Stored data entries

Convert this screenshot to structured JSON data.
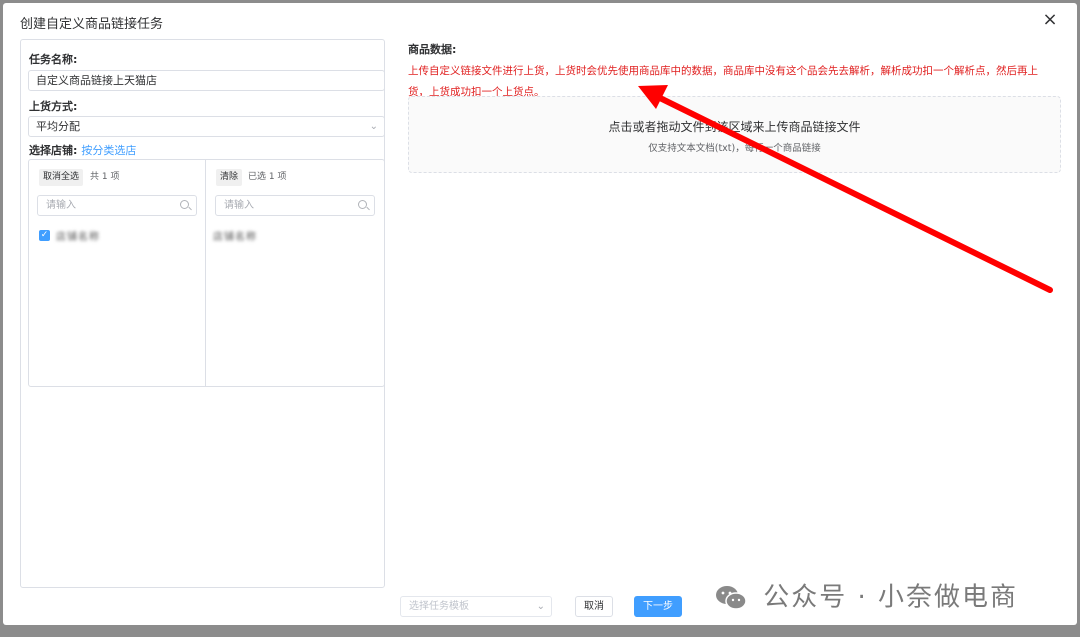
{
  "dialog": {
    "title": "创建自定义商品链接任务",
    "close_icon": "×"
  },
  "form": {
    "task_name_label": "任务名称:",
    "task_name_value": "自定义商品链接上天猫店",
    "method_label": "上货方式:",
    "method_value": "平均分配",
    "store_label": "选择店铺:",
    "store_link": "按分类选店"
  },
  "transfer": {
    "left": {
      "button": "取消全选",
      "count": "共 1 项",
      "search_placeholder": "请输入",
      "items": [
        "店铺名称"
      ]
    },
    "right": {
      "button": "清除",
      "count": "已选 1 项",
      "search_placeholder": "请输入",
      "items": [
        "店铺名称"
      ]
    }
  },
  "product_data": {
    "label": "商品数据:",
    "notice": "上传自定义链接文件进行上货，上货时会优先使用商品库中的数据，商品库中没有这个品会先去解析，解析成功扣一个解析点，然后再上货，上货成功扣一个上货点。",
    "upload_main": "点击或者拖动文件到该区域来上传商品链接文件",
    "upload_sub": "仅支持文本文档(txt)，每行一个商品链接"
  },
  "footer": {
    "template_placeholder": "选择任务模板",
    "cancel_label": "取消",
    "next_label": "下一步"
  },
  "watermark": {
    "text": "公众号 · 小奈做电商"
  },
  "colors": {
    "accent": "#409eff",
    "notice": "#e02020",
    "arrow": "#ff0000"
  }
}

Problem >> Repeat the data exactly, dropping every picture it holds.

Complete response >>
Convert this screenshot to structured JSON data.
{
  "dialog": {
    "title": "创建自定义商品链接任务",
    "close_icon": "×"
  },
  "form": {
    "task_name_label": "任务名称:",
    "task_name_value": "自定义商品链接上天猫店",
    "method_label": "上货方式:",
    "method_value": "平均分配",
    "store_label": "选择店铺:",
    "store_link": "按分类选店"
  },
  "transfer": {
    "left": {
      "button": "取消全选",
      "count": "共 1 项",
      "search_placeholder": "请输入",
      "items": [
        "店铺名称"
      ]
    },
    "right": {
      "button": "清除",
      "count": "已选 1 项",
      "search_placeholder": "请输入",
      "items": [
        "店铺名称"
      ]
    }
  },
  "product_data": {
    "label": "商品数据:",
    "notice": "上传自定义链接文件进行上货，上货时会优先使用商品库中的数据，商品库中没有这个品会先去解析，解析成功扣一个解析点，然后再上货，上货成功扣一个上货点。",
    "upload_main": "点击或者拖动文件到该区域来上传商品链接文件",
    "upload_sub": "仅支持文本文档(txt)，每行一个商品链接"
  },
  "footer": {
    "template_placeholder": "选择任务模板",
    "cancel_label": "取消",
    "next_label": "下一步"
  },
  "watermark": {
    "text": "公众号 · 小奈做电商"
  },
  "colors": {
    "accent": "#409eff",
    "notice": "#e02020",
    "arrow": "#ff0000"
  }
}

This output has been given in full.